Work to complete
In your copy, include every line of the listing below exactly but none of the pictures.
■ ■ ■ ■ ■
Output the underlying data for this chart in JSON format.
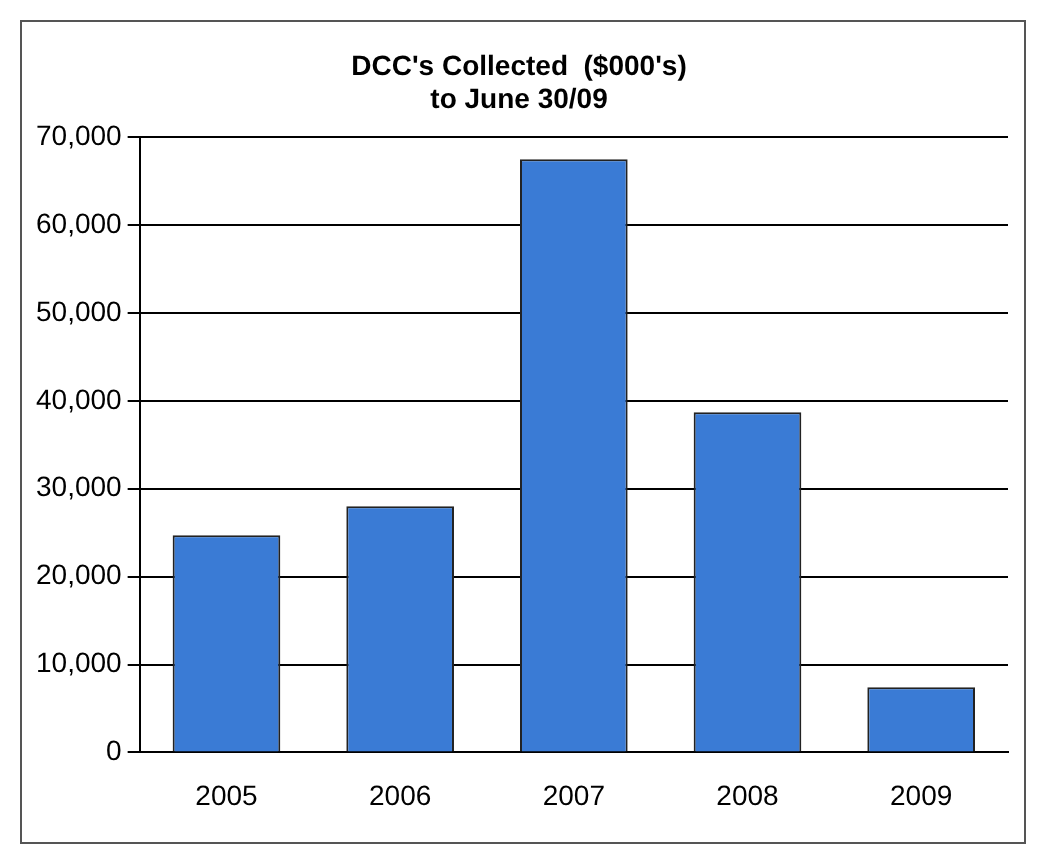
{
  "chart_data": {
    "type": "bar",
    "title": [
      "DCC's Collected  ($000's)",
      "to June 30/09"
    ],
    "categories": [
      "2005",
      "2006",
      "2007",
      "2008",
      "2009"
    ],
    "values": [
      24700,
      28000,
      67500,
      38700,
      7400
    ],
    "color": "#3a7bd5",
    "ylim": [
      0,
      70000
    ],
    "yticks": [
      0,
      {
        "value": 10000,
        "label": "10,000"
      },
      {
        "value": 20000,
        "label": "20,000"
      },
      {
        "value": 30000,
        "label": "30,000"
      },
      {
        "value": 40000,
        "label": "40,000"
      },
      {
        "value": 50000,
        "label": "50,000"
      },
      {
        "value": 60000,
        "label": "60,000"
      },
      {
        "value": 70000,
        "label": "70,000"
      }
    ],
    "grid": "y"
  }
}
■ ■ ■ ■ ■
Full output
Output the underlying data for this chart in JSON format.
{
  "chart_data": {
    "type": "bar",
    "title": [
      "DCC's Collected  ($000's)",
      "to June 30/09"
    ],
    "categories": [
      "2005",
      "2006",
      "2007",
      "2008",
      "2009"
    ],
    "values": [
      24700,
      28000,
      67500,
      38700,
      7400
    ],
    "color": "#3a7bd5",
    "ylim": [
      0,
      70000
    ],
    "yticks": [
      0,
      {
        "value": 10000,
        "label": "10,000"
      },
      {
        "value": 20000,
        "label": "20,000"
      },
      {
        "value": 30000,
        "label": "30,000"
      },
      {
        "value": 40000,
        "label": "40,000"
      },
      {
        "value": 50000,
        "label": "50,000"
      },
      {
        "value": 60000,
        "label": "60,000"
      },
      {
        "value": 70000,
        "label": "70,000"
      }
    ],
    "grid": "y"
  }
}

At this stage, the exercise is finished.